Records from a dataset

○ ○ ○ ○ ○

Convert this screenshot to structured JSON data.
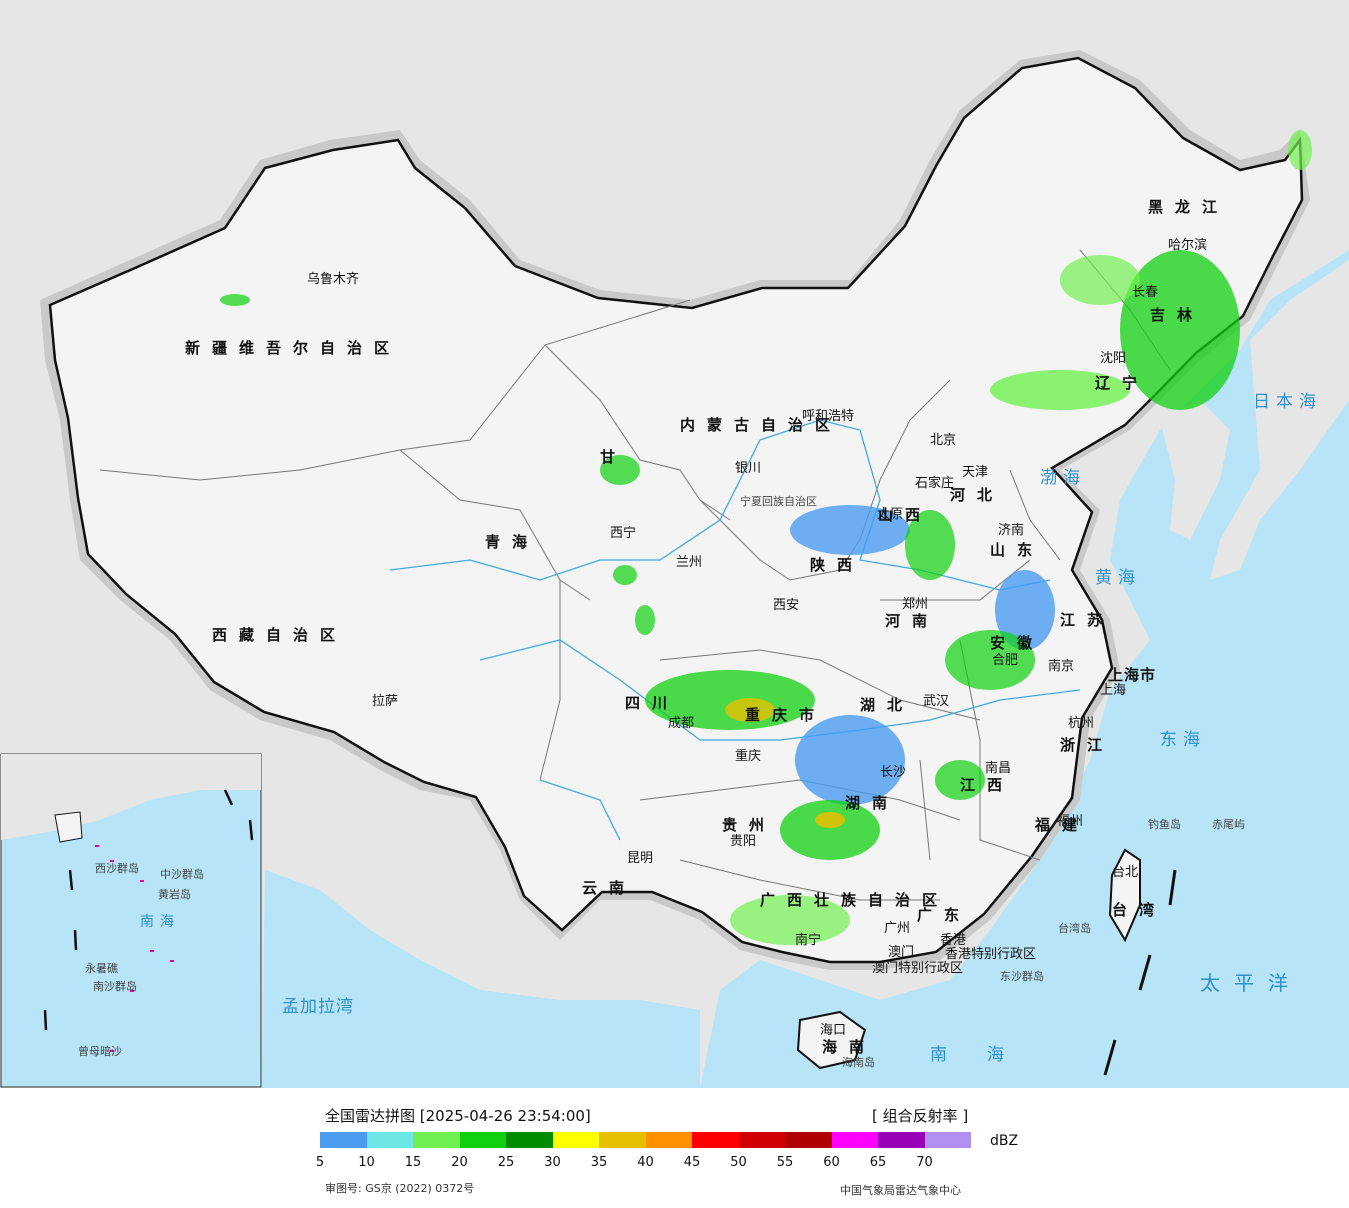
{
  "map": {
    "provinces": [
      "新疆维吾尔自治区",
      "西藏自治区",
      "青海",
      "甘",
      "内蒙古自治区",
      "黑龙江",
      "吉林",
      "辽宁",
      "河北",
      "山西",
      "陕西",
      "山东",
      "河南",
      "江苏",
      "安徽",
      "湖北",
      "四川",
      "重庆市",
      "湖南",
      "江西",
      "浙江",
      "福建",
      "贵州",
      "云南",
      "广西壮族自治区",
      "广东",
      "海南",
      "台湾",
      "上海市",
      "宁夏回族自治区",
      "香港特别行政区",
      "澳门特别行政区"
    ],
    "cities": [
      "乌鲁木齐",
      "拉萨",
      "西宁",
      "兰州",
      "银川",
      "呼和浩特",
      "北京",
      "天津",
      "石家庄",
      "太原",
      "济南",
      "西安",
      "郑州",
      "南京",
      "合肥",
      "上海",
      "武汉",
      "杭州",
      "成都",
      "重庆",
      "南昌",
      "长沙",
      "福州",
      "贵阳",
      "昆明",
      "南宁",
      "广州",
      "香港",
      "澳门",
      "海口",
      "台北",
      "哈尔滨",
      "长春",
      "沈阳"
    ],
    "seas": [
      "日本海",
      "渤海",
      "黄海",
      "东海",
      "太平洋",
      "南海",
      "孟加拉湾"
    ],
    "islands": [
      "钓鱼岛",
      "赤尾屿",
      "台湾岛",
      "东沙群岛",
      "海南岛"
    ],
    "inset_labels": [
      "西沙群岛",
      "中沙群岛",
      "南沙群岛",
      "黄岩岛",
      "永暑礁",
      "曾母暗沙",
      "南海"
    ]
  },
  "footer": {
    "title": "全国雷达拼图 [2025-04-26 23:54:00]",
    "product": "[ 组合反射率 ]",
    "unit": "dBZ",
    "review_number": "审图号: GS京 (2022) 0372号",
    "agency": "中国气象局雷达气象中心"
  },
  "legend": {
    "colors": [
      "#4a9cf0",
      "#6ee6e6",
      "#70f050",
      "#10d010",
      "#008c00",
      "#ffff00",
      "#e6c000",
      "#ff9000",
      "#ff0000",
      "#d00000",
      "#b00000",
      "#ff00ff",
      "#9800b8",
      "#b090f0"
    ],
    "ticks": [
      "5",
      "10",
      "15",
      "20",
      "25",
      "30",
      "35",
      "40",
      "45",
      "50",
      "55",
      "60",
      "65",
      "70"
    ]
  }
}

○ ○ ○ ○ ○

Reproduce the full material exactly, excluding the pictures.

§ **Solution for this exercise**:
Convert this screenshot to structured JSON data.
{
  "map": {
    "provinces": [
      "新疆维吾尔自治区",
      "西藏自治区",
      "青海",
      "甘",
      "内蒙古自治区",
      "黑龙江",
      "吉林",
      "辽宁",
      "河北",
      "山西",
      "陕西",
      "山东",
      "河南",
      "江苏",
      "安徽",
      "湖北",
      "四川",
      "重庆市",
      "湖南",
      "江西",
      "浙江",
      "福建",
      "贵州",
      "云南",
      "广西壮族自治区",
      "广东",
      "海南",
      "台湾",
      "上海市",
      "宁夏回族自治区",
      "香港特别行政区",
      "澳门特别行政区"
    ],
    "cities": [
      "乌鲁木齐",
      "拉萨",
      "西宁",
      "兰州",
      "银川",
      "呼和浩特",
      "北京",
      "天津",
      "石家庄",
      "太原",
      "济南",
      "西安",
      "郑州",
      "南京",
      "合肥",
      "上海",
      "武汉",
      "杭州",
      "成都",
      "重庆",
      "南昌",
      "长沙",
      "福州",
      "贵阳",
      "昆明",
      "南宁",
      "广州",
      "香港",
      "澳门",
      "海口",
      "台北",
      "哈尔滨",
      "长春",
      "沈阳"
    ],
    "seas": [
      "日本海",
      "渤海",
      "黄海",
      "东海",
      "太平洋",
      "南海",
      "孟加拉湾"
    ],
    "islands": [
      "钓鱼岛",
      "赤尾屿",
      "台湾岛",
      "东沙群岛",
      "海南岛"
    ],
    "inset_labels": [
      "西沙群岛",
      "中沙群岛",
      "南沙群岛",
      "黄岩岛",
      "永暑礁",
      "曾母暗沙",
      "南海"
    ]
  },
  "footer": {
    "title": "全国雷达拼图 [2025-04-26 23:54:00]",
    "product": "[ 组合反射率 ]",
    "unit": "dBZ",
    "review_number": "审图号: GS京 (2022) 0372号",
    "agency": "中国气象局雷达气象中心"
  },
  "legend": {
    "colors": [
      "#4a9cf0",
      "#6ee6e6",
      "#70f050",
      "#10d010",
      "#008c00",
      "#ffff00",
      "#e6c000",
      "#ff9000",
      "#ff0000",
      "#d00000",
      "#b00000",
      "#ff00ff",
      "#9800b8",
      "#b090f0"
    ],
    "ticks": [
      "5",
      "10",
      "15",
      "20",
      "25",
      "30",
      "35",
      "40",
      "45",
      "50",
      "55",
      "60",
      "65",
      "70"
    ]
  }
}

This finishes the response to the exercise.